Extract:
I'll admit that there exists a pretty wide choice of breads, and that, of course, not all bread is created equal. You can get posh breads; with bits of stuff in it or on it, bread made using funny flour or yeast, crafted into odd shapes, or cooked in special ovens. And this diversity means that it is one of few foods that can happily play its part in all three of the days meals.

But it's never really the star of the show. Its role is one of deliverance. It is a pusher of peanut butter, an enabler of escargots.

Strange I always think then that there are entire shops dedicated to it, people whose whole profession is 'baker', and that it is frequently mentioned by restaurant reviewers.

Our man at Panevino started out life as a 'baker' before moving on to winemaking, and it's clearly left a bit of a chip on his shoulder. If I was being kind I would describe him as "rude". At the end of a rather Socratic 30-minuite questioning session I finally managed to extract the following information:

Hail hit the crop in 2009 and so, rather than using grapes from different plots to make a number of cuvees in different styles as he normally would, he instead put all the grapes for his red wines together and vinified them in very slightly different ways. Six wines were made, each named afer the place in the cellar where the barrel was. They all mean things like 'the one in the middle' or 'the one at the front'.

Recourse to an online translation service suggests Is de Fundu e Muru was at the base of a wall. The grapes are field blend, mostly Cannonau (aka Grenache), and load of others that he's never bothered zetting.

Thin-skinned grenache gives a light colour, violets and oranges on the nose on a light leather and spice base. In the mouth concentration hits. Sweet berries, more leather, sappy fruit, brighter cherries and very light, fine tannins. There's lots here, and it demands attention.

Better than all bread, and most wine.

Wednesday, 31 August 2011

Yvon Metras Fleurie "Le Printemps" '10


c. £20

"But here it is worth noting a minor English trait which is extremely well marked though not often commented on, and that is a love of flowers... Does it not contradict the English indifference to the arts? Not really, because it is found in people who have no aesthetic feelings whatever."

Provided material:
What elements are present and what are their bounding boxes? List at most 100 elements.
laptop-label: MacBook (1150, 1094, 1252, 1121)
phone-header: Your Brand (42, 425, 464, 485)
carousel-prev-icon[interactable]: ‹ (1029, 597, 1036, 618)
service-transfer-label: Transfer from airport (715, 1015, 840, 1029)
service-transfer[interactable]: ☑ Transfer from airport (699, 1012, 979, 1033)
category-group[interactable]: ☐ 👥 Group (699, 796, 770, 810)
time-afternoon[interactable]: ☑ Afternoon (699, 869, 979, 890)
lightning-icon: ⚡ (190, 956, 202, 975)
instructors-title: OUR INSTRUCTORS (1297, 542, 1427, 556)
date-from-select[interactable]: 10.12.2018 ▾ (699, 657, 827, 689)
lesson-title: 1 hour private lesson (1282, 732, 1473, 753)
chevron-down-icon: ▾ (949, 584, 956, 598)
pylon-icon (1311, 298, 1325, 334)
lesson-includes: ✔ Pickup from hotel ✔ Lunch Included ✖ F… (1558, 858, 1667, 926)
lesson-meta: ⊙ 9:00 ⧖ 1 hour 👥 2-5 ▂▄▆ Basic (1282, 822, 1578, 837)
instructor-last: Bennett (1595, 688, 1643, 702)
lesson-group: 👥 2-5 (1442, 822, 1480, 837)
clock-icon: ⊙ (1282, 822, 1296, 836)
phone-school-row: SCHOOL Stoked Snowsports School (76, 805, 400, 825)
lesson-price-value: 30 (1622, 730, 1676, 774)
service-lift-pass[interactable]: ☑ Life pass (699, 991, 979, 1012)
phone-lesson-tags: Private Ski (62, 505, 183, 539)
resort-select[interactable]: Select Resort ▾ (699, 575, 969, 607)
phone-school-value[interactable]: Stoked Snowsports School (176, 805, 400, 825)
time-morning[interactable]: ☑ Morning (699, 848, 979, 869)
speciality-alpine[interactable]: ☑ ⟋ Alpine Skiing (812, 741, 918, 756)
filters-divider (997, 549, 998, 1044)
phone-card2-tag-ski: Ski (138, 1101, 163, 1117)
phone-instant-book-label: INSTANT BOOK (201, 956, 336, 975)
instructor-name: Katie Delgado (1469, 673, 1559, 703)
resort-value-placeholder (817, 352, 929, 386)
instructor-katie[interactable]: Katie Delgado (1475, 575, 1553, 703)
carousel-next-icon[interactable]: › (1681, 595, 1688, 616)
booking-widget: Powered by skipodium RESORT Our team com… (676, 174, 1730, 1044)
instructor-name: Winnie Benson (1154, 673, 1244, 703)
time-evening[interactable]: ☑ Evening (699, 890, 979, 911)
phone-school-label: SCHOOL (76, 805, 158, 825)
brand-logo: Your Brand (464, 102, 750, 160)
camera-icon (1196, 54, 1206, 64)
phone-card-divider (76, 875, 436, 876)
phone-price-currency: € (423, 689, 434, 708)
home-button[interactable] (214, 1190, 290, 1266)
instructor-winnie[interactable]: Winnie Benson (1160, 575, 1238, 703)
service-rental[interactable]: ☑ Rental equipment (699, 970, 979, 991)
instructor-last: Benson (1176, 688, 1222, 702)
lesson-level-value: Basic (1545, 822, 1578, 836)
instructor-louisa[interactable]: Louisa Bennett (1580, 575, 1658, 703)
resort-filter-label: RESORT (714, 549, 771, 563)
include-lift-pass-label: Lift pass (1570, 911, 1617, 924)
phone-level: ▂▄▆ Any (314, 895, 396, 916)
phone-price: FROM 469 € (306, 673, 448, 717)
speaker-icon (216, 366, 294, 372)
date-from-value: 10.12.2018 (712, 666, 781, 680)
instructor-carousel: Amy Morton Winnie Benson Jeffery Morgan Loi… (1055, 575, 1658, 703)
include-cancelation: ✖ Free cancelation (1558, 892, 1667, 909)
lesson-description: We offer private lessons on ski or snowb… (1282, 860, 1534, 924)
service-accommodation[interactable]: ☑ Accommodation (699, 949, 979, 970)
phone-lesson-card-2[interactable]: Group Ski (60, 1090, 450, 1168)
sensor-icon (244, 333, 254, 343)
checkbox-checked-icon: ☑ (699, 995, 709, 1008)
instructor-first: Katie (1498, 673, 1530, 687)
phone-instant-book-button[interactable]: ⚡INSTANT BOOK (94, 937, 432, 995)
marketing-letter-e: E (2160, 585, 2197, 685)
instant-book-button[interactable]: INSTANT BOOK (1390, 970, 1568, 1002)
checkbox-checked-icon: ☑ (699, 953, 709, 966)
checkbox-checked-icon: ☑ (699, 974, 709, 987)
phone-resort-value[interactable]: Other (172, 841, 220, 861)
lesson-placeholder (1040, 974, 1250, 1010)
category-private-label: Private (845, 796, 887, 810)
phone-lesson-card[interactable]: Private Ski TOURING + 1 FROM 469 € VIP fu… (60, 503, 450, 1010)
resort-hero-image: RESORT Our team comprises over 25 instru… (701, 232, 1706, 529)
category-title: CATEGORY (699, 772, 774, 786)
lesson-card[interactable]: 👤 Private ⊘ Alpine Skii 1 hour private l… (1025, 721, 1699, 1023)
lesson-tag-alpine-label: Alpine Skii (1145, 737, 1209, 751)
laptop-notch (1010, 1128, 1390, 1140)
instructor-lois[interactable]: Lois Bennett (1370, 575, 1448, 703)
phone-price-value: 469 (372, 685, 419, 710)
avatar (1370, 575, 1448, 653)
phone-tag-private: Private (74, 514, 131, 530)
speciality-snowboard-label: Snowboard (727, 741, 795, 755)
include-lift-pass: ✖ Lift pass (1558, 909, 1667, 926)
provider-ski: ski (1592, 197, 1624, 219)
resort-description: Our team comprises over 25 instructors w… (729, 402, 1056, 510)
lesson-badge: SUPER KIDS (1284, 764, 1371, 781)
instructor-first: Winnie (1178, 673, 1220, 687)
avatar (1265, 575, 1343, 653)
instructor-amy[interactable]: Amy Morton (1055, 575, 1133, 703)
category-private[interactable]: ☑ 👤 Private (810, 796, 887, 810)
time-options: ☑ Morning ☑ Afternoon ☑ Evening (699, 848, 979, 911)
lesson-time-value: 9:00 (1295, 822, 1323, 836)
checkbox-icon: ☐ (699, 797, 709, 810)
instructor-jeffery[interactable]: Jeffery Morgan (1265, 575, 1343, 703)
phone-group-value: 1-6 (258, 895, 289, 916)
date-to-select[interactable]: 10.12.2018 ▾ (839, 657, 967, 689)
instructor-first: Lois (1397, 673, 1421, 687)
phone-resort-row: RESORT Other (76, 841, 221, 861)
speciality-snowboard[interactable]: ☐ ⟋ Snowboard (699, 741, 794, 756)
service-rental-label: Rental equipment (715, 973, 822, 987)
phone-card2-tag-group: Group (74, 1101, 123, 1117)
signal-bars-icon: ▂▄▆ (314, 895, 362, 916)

Work instructions: Reproduce word for word everything in the wine review above from "Strange I always" down to "by restaurant reviewers.".

Exercise response:
Strange I always think then that there are entire shops dedicated to it, people whose whole profession is 'baker', and that it is frequently mentioned by restaurant reviewers.